**Task**
In your copy, include every record exactly and no pictures.

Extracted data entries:
"""

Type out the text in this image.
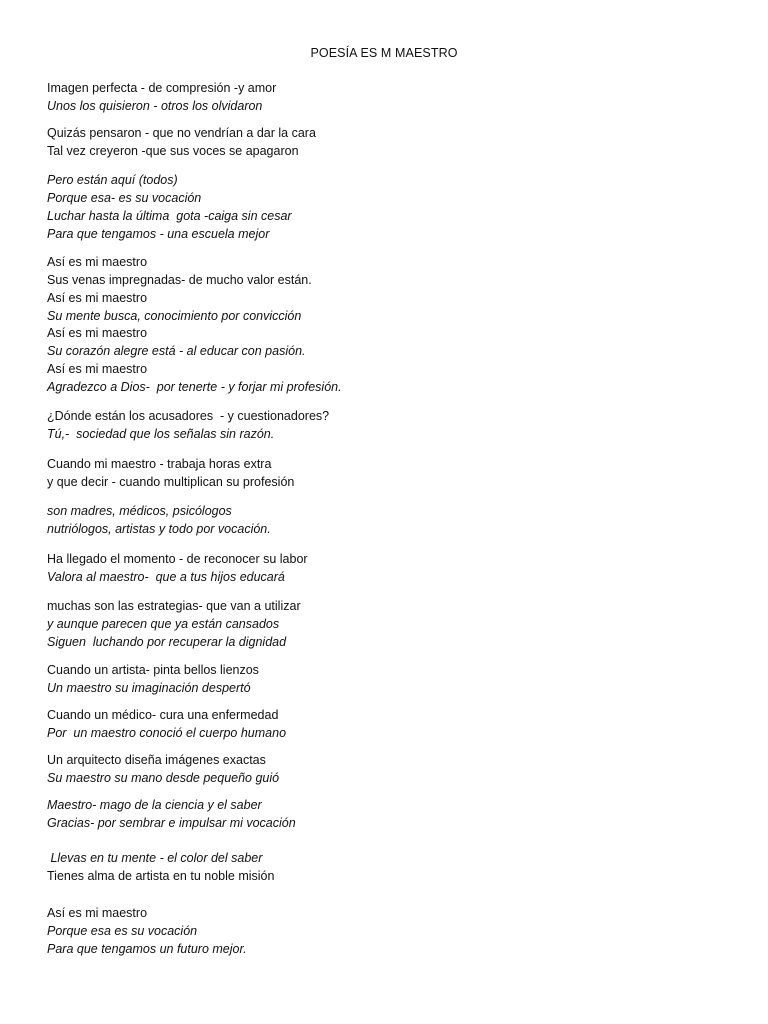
POESÍA ES M MAESTRO
Imagen perfecta - de compresión -y amor
Unos los quisieron - otros los olvidaron
Quizás pensaron - que no vendrían a dar la cara
Tal vez creyeron -que sus voces se apagaron
Pero están aquí (todos)
Porque esa- es su vocación
Luchar hasta la última  gota -caiga sin cesar
Para que tengamos - una escuela mejor
Así es mi maestro
Sus venas impregnadas- de mucho valor están.
Así es mi maestro
Su mente busca, conocimiento por convicción
Así es mi maestro
Su corazón alegre está - al educar con pasión.
Así es mi maestro
Agradezco a Dios-  por tenerte - y forjar mi profesión.
¿Dónde están los acusadores  - y cuestionadores?
Tú,-  sociedad que los señalas sin razón.
Cuando mi maestro - trabaja horas extra
y que decir - cuando multiplican su profesión
son madres, médicos, psicólogos
nutriólogos, artistas y todo por vocación.
Ha llegado el momento - de reconocer su labor
Valora al maestro-  que a tus hijos educará
muchas son las estrategias- que van a utilizar
y aunque parecen que ya están cansados
Siguen  luchando por recuperar la dignidad
Cuando un artista- pinta bellos lienzos
Un maestro su imaginación despertó
Cuando un médico- cura una enfermedad
Por  un maestro conoció el cuerpo humano
Un arquitecto diseña imágenes exactas
Su maestro su mano desde pequeño guió
Maestro- mago de la ciencia y el saber
Gracias- por sembrar e impulsar mi vocación
Llevas en tu mente - el color del saber
Tienes alma de artista en tu noble misión
Así es mi maestro
Porque esa es su vocación
Para que tengamos un futuro mejor.
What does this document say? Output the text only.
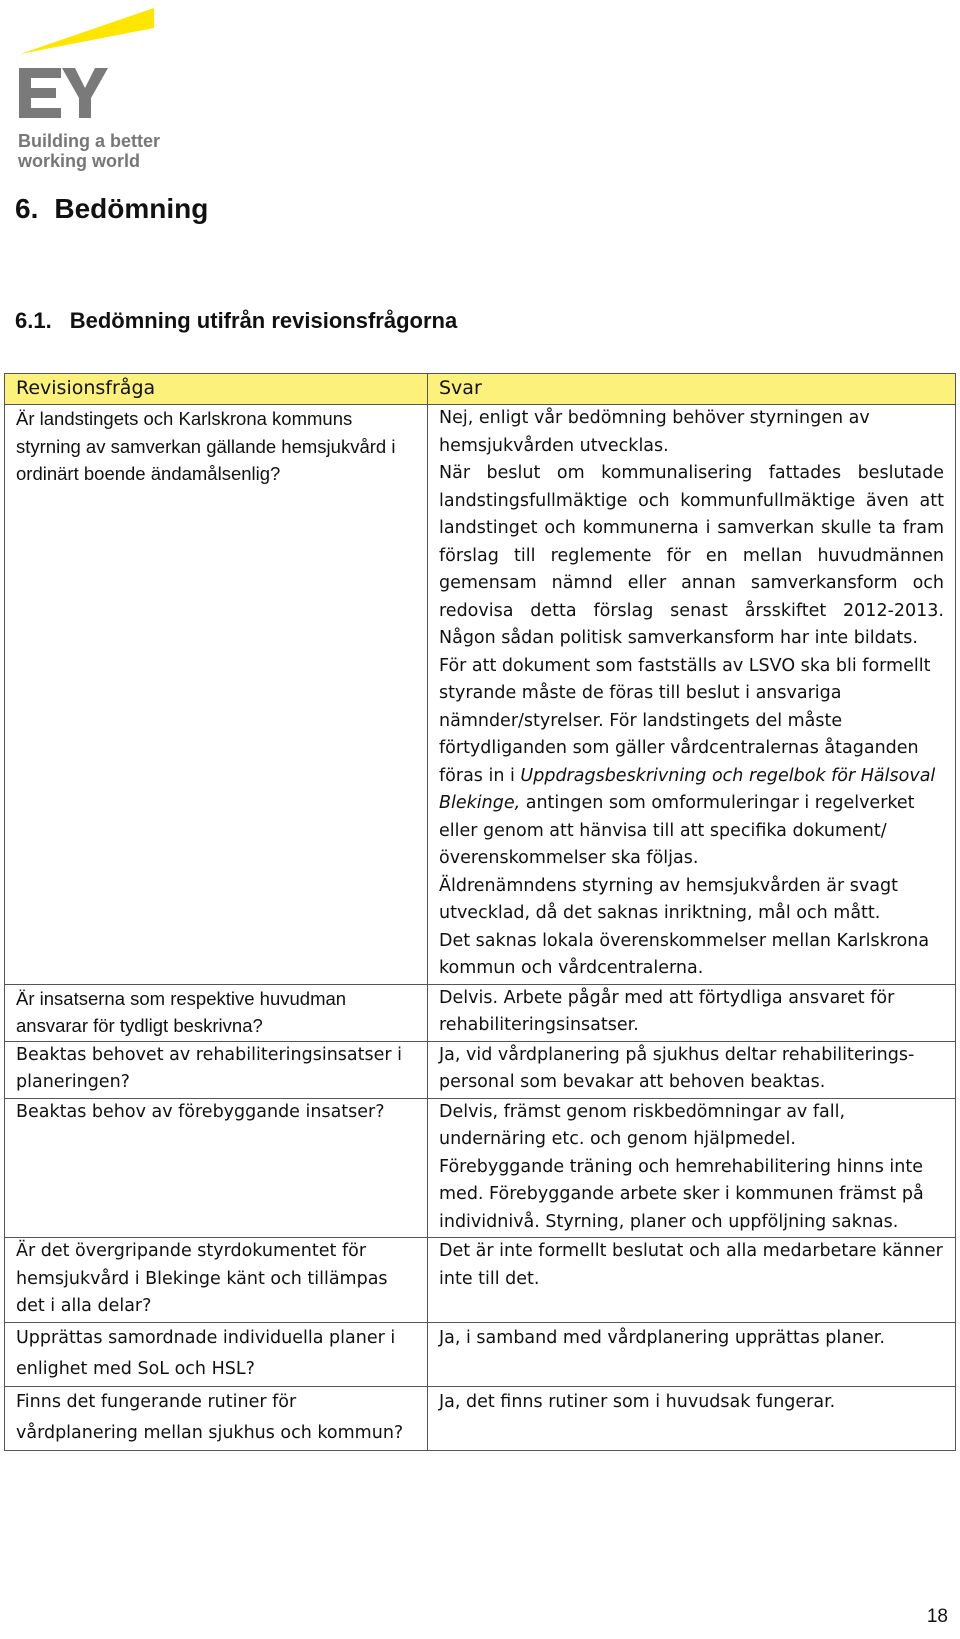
Building a better
working world
6. Bedömning
6.1. Bedömning utifrån revisionsfrågorna
Revisionsfråga	Svar
Är landstingets och Karlskrona kommuns styrning av samverkan gällande hemsjukvård i ordinärt boende ändamålsenlig?	Nej, enligt vår bedömning behöver styrningen av hemsjukvården utvecklas.
När beslut om kommunalisering fattades beslutade landstingsfullmäktige och kommunfullmäktige även att landstinget och kommunerna i samverkan skulle ta fram förslag till reglemente för en mellan huvudmännen gemensam nämnd eller annan samverkansform och redovisa detta förslag senast årsskiftet 2012-2013. Någon sådan politisk samverkansform har inte bildats.
För att dokument som fastställs av LSVO ska bli formellt styrande måste de föras till beslut i ansvariga nämnder/styrelser. För landstingets del måste förtydliganden som gäller vårdcentralernas åtaganden föras in i Uppdragsbeskrivning och regelbok för Hälsoval Blekinge, antingen som omformuleringar i regelverket eller genom att hänvisa till att specifika dokument/överenskommelser ska följas.
Äldrenämndens styrning av hemsjukvården är svagt utvecklad, då det saknas inriktning, mål och mått.
Det saknas lokala överenskommelser mellan Karlskrona kommun och vårdcentralerna.

Är insatserna som respektive huvudman ansvarar för tydligt beskrivna?	Delvis. Arbete pågår med att förtydliga ansvaret för rehabiliteringsinsatser.
Beaktas behovet av rehabiliteringsinsatser i planeringen?	Ja, vid vårdplanering på sjukhus deltar rehabiliterings-personal som bevakar att behoven beaktas.
Beaktas behov av förebyggande insatser?	Delvis, främst genom riskbedömningar av fall, undernäring etc. och genom hjälpmedel.
Förebyggande träning och hemrehabilitering hinns inte med. Förebyggande arbete sker i kommunen främst på individnivå. Styrning, planer och uppföljning saknas.

Är det övergripande styrdokumentet för hemsjukvård i Blekinge känt och tillämpas det i alla delar?	Det är inte formellt beslutat och alla medarbetare känner inte till det.
Upprättas samordnade individuella planer i enlighet med SoL och HSL?	Ja, i samband med vårdplanering upprättas planer.
Finns det fungerande rutiner för vårdplanering mellan sjukhus och kommun?	Ja, det finns rutiner som i huvudsak fungerar.
18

"""

**Response**
Type out the text in this image.
POESÍA ES M MAESTRO
Imagen perfecta - de compresión -y amor
Unos los quisieron - otros los olvidaron
Quizás pensaron - que no vendrían a dar la cara
Tal vez creyeron -que sus voces se apagaron
Pero están aquí (todos)
Porque esa- es su vocación
Luchar hasta la última  gota -caiga sin cesar
Para que tengamos - una escuela mejor
Así es mi maestro
Sus venas impregnadas- de mucho valor están.
Así es mi maestro
Su mente busca, conocimiento por convicción
Así es mi maestro
Su corazón alegre está - al educar con pasión.
Así es mi maestro
Agradezco a Dios-  por tenerte - y forjar mi profesión.
¿Dónde están los acusadores  - y cuestionadores?
Tú,-  sociedad que los señalas sin razón.
Cuando mi maestro - trabaja horas extra
y que decir - cuando multiplican su profesión
son madres, médicos, psicólogos
nutriólogos, artistas y todo por vocación.
Ha llegado el momento - de reconocer su labor
Valora al maestro-  que a tus hijos educará
muchas son las estrategias- que van a utilizar
y aunque parecen que ya están cansados
Siguen  luchando por recuperar la dignidad
Cuando un artista- pinta bellos lienzos
Un maestro su imaginación despertó
Cuando un médico- cura una enfermedad
Por  un maestro conoció el cuerpo humano
Un arquitecto diseña imágenes exactas
Su maestro su mano desde pequeño guió
Maestro- mago de la ciencia y el saber
Gracias- por sembrar e impulsar mi vocación
Llevas en tu mente - el color del saber
Tienes alma de artista en tu noble misión
Así es mi maestro
Porque esa es su vocación
Para que tengamos un futuro mejor.
What does this document say? Output the text only.
Building a better
working world
6. Bedömning
6.1. Bedömning utifrån revisionsfrågorna
Revisionsfråga	Svar
Är landstingets och Karlskrona kommuns styrning av samverkan gällande hemsjukvård i ordinärt boende ändamålsenlig?	Nej, enligt vår bedömning behöver styrningen av hemsjukvården utvecklas.
När beslut om kommunalisering fattades beslutade landstingsfullmäktige och kommunfullmäktige även att landstinget och kommunerna i samverkan skulle ta fram förslag till reglemente för en mellan huvudmännen gemensam nämnd eller annan samverkansform och redovisa detta förslag senast årsskiftet 2012-2013. Någon sådan politisk samverkansform har inte bildats.
För att dokument som fastställs av LSVO ska bli formellt styrande måste de föras till beslut i ansvariga nämnder/styrelser. För landstingets del måste förtydliganden som gäller vårdcentralernas åtaganden föras in i Uppdragsbeskrivning och regelbok för Hälsoval Blekinge, antingen som omformuleringar i regelverket eller genom att hänvisa till att specifika dokument/överenskommelser ska följas.
Äldrenämndens styrning av hemsjukvården är svagt utvecklad, då det saknas inriktning, mål och mått.
Det saknas lokala överenskommelser mellan Karlskrona kommun och vårdcentralerna.

Är insatserna som respektive huvudman ansvarar för tydligt beskrivna?	Delvis. Arbete pågår med att förtydliga ansvaret för rehabiliteringsinsatser.
Beaktas behovet av rehabiliteringsinsatser i planeringen?	Ja, vid vårdplanering på sjukhus deltar rehabiliterings-personal som bevakar att behoven beaktas.
Beaktas behov av förebyggande insatser?	Delvis, främst genom riskbedömningar av fall, undernäring etc. och genom hjälpmedel.
Förebyggande träning och hemrehabilitering hinns inte med. Förebyggande arbete sker i kommunen främst på individnivå. Styrning, planer och uppföljning saknas.

Är det övergripande styrdokumentet för hemsjukvård i Blekinge känt och tillämpas det i alla delar?	Det är inte formellt beslutat och alla medarbetare känner inte till det.
Upprättas samordnade individuella planer i enlighet med SoL och HSL?	Ja, i samband med vårdplanering upprättas planer.
Finns det fungerande rutiner för vårdplanering mellan sjukhus och kommun?	Ja, det finns rutiner som i huvudsak fungerar.
18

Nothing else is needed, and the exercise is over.